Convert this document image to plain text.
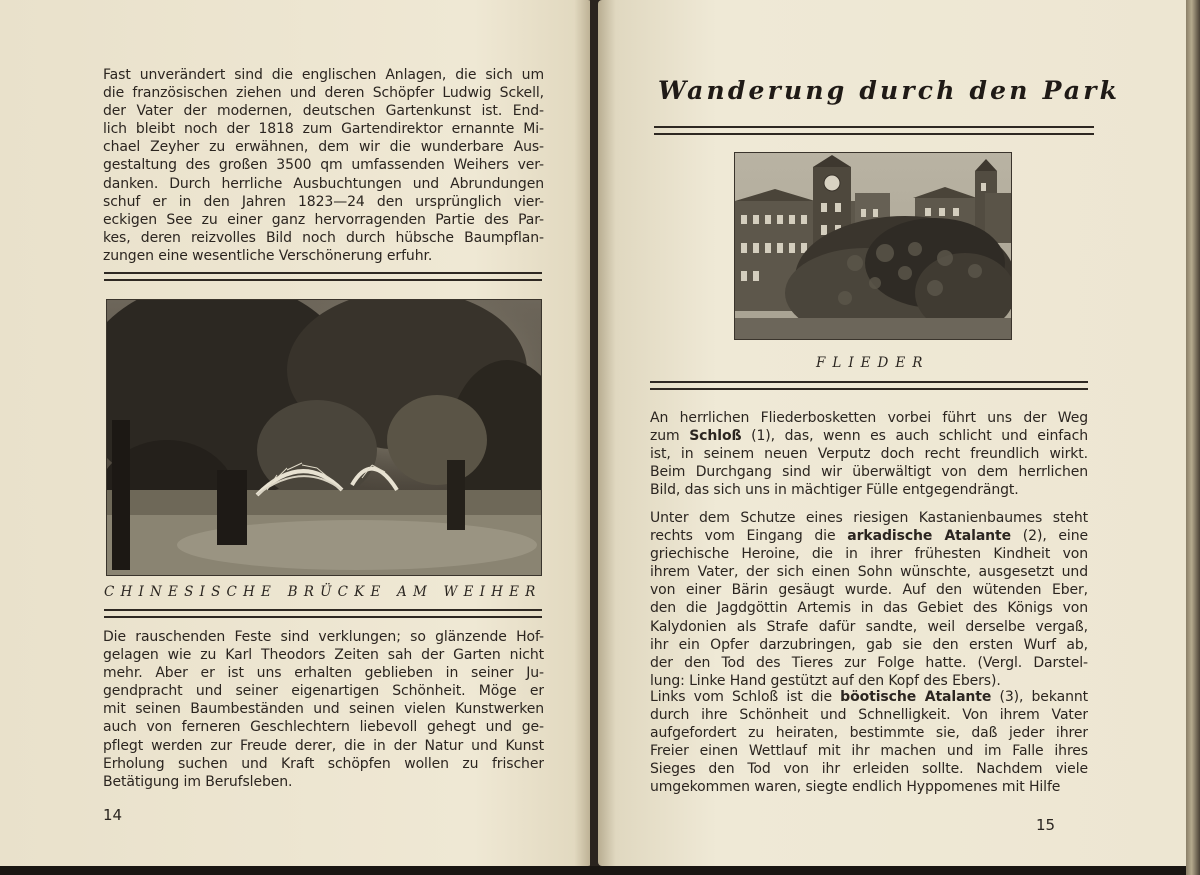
Fast unverändert sind die englischen Anlagen, die sich um
die französischen ziehen und deren Schöpfer Ludwig Sckell,
der Vater der modernen, deutschen Gartenkunst ist. End-
lich bleibt noch der 1818 zum Gartendirektor ernannte Mi-
chael Zeyher zu erwähnen, dem wir die wunderbare Aus-
gestaltung des großen 3500 qm umfassenden Weihers ver-
danken. Durch herrliche Ausbuchtungen und Abrundungen
schuf er in den Jahren 1823—24 den ursprünglich vier-
eckigen See zu einer ganz hervorragenden Partie des Par-
kes, deren reizvolles Bild noch durch hübsche Baumpflan-
zungen eine wesentliche Verschönerung erfuhr.
CHINESISCHE BRÜCKE AM WEIHER
Die rauschenden Feste sind verklungen; so glänzende Hof-
gelagen wie zu Karl Theodors Zeiten sah der Garten nicht
mehr. Aber er ist uns erhalten geblieben in seiner Ju-
gendpracht und seiner eigenartigen Schönheit. Möge er
mit seinen Baumbeständen und seinen vielen Kunstwerken
auch von ferneren Geschlechtern liebevoll gehegt und ge-
pflegt werden zur Freude derer, die in der Natur und Kunst
Erholung suchen und Kraft schöpfen wollen zu frischer
Betätigung im Berufsleben.
14
Wanderung durch den Park
FLIEDER
An herrlichen Fliederbosketten vorbei führt uns der Weg
zum Schloß (1), das, wenn es auch schlicht und einfach
ist, in seinem neuen Verputz doch recht freundlich wirkt.
Beim Durchgang sind wir überwältigt von dem herrlichen
Bild, das sich uns in mächtiger Fülle entgegendrängt.
Unter dem Schutze eines riesigen Kastanienbaumes steht
rechts vom Eingang die arkadische Atalante (2), eine
griechische Heroine, die in ihrer frühesten Kindheit von
ihrem Vater, der sich einen Sohn wünschte, ausgesetzt und
von einer Bärin gesäugt wurde. Auf den wütenden Eber,
den die Jagdgöttin Artemis in das Gebiet des Königs von
Kalydonien als Strafe dafür sandte, weil derselbe vergaß,
ihr ein Opfer darzubringen, gab sie den ersten Wurf ab,
der den Tod des Tieres zur Folge hatte. (Vergl. Darstel-
lung: Linke Hand gestützt auf den Kopf des Ebers).
Links vom Schloß ist die böotische Atalante (3), bekannt
durch ihre Schönheit und Schnelligkeit. Von ihrem Vater
aufgefordert zu heiraten, bestimmte sie, daß jeder ihrer
Freier einen Wettlauf mit ihr machen und im Falle ihres
Sieges den Tod von ihr erleiden sollte. Nachdem viele
umgekommen waren, siegte endlich Hyppomenes mit Hilfe
15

########################################

* [OBJECTIVE]
Copy the material shown above in full and exactly. Skip the pictures.

* [REPLY]
Convert this document image to plain text.
Fast unverändert sind die englischen Anlagen, die sich um
die französischen ziehen und deren Schöpfer Ludwig Sckell,
der Vater der modernen, deutschen Gartenkunst ist. End-
lich bleibt noch der 1818 zum Gartendirektor ernannte Mi-
chael Zeyher zu erwähnen, dem wir die wunderbare Aus-
gestaltung des großen 3500 qm umfassenden Weihers ver-
danken. Durch herrliche Ausbuchtungen und Abrundungen
schuf er in den Jahren 1823—24 den ursprünglich vier-
eckigen See zu einer ganz hervorragenden Partie des Par-
kes, deren reizvolles Bild noch durch hübsche Baumpflan-
zungen eine wesentliche Verschönerung erfuhr.
CHINESISCHE BRÜCKE AM WEIHER
Die rauschenden Feste sind verklungen; so glänzende Hof-
gelagen wie zu Karl Theodors Zeiten sah der Garten nicht
mehr. Aber er ist uns erhalten geblieben in seiner Ju-
gendpracht und seiner eigenartigen Schönheit. Möge er
mit seinen Baumbeständen und seinen vielen Kunstwerken
auch von ferneren Geschlechtern liebevoll gehegt und ge-
pflegt werden zur Freude derer, die in der Natur und Kunst
Erholung suchen und Kraft schöpfen wollen zu frischer
Betätigung im Berufsleben.
14
Wanderung durch den Park
FLIEDER
An herrlichen Fliederbosketten vorbei führt uns der Weg
zum Schloß (1), das, wenn es auch schlicht und einfach
ist, in seinem neuen Verputz doch recht freundlich wirkt.
Beim Durchgang sind wir überwältigt von dem herrlichen
Bild, das sich uns in mächtiger Fülle entgegendrängt.
Unter dem Schutze eines riesigen Kastanienbaumes steht
rechts vom Eingang die arkadische Atalante (2), eine
griechische Heroine, die in ihrer frühesten Kindheit von
ihrem Vater, der sich einen Sohn wünschte, ausgesetzt und
von einer Bärin gesäugt wurde. Auf den wütenden Eber,
den die Jagdgöttin Artemis in das Gebiet des Königs von
Kalydonien als Strafe dafür sandte, weil derselbe vergaß,
ihr ein Opfer darzubringen, gab sie den ersten Wurf ab,
der den Tod des Tieres zur Folge hatte. (Vergl. Darstel-
lung: Linke Hand gestützt auf den Kopf des Ebers).
Links vom Schloß ist die böotische Atalante (3), bekannt
durch ihre Schönheit und Schnelligkeit. Von ihrem Vater
aufgefordert zu heiraten, bestimmte sie, daß jeder ihrer
Freier einen Wettlauf mit ihr machen und im Falle ihres
Sieges den Tod von ihr erleiden sollte. Nachdem viele
umgekommen waren, siegte endlich Hyppomenes mit Hilfe
15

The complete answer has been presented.